YOUR INSTRUCTIONS> Extract every line of the material below and reproduce it faithfully.

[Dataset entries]
· · · · ·

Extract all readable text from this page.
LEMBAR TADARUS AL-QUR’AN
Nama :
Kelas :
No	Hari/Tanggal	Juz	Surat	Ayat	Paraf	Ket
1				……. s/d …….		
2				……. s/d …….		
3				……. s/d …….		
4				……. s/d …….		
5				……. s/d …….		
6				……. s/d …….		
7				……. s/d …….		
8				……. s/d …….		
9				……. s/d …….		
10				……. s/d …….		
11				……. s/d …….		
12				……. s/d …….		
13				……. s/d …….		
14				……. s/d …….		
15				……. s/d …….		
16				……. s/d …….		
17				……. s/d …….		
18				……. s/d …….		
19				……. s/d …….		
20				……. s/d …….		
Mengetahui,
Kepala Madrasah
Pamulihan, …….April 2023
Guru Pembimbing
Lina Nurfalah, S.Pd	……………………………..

· · · · ·

WRITTEN RESPONSE>
Extract all readable text from this page.
LEMBAR TADARUS AL-QUR’AN
Nama :
Kelas :
No	Hari/Tanggal	Juz	Surat	Ayat	Paraf	Ket
1				……. s/d …….		
2				……. s/d …….		
3				……. s/d …….		
4				……. s/d …….		
5				……. s/d …….		
6				……. s/d …….		
7				……. s/d …….		
8				……. s/d …….		
9				……. s/d …….		
10				……. s/d …….		
11				……. s/d …….		
12				……. s/d …….		
13				……. s/d …….		
14				……. s/d …….		
15				……. s/d …….		
16				……. s/d …….		
17				……. s/d …….		
18				……. s/d …….		
19				……. s/d …….		
20				……. s/d …….		
Mengetahui,
Kepala Madrasah
Pamulihan, …….April 2023
Guru Pembimbing
Lina Nurfalah, S.Pd	……………………………..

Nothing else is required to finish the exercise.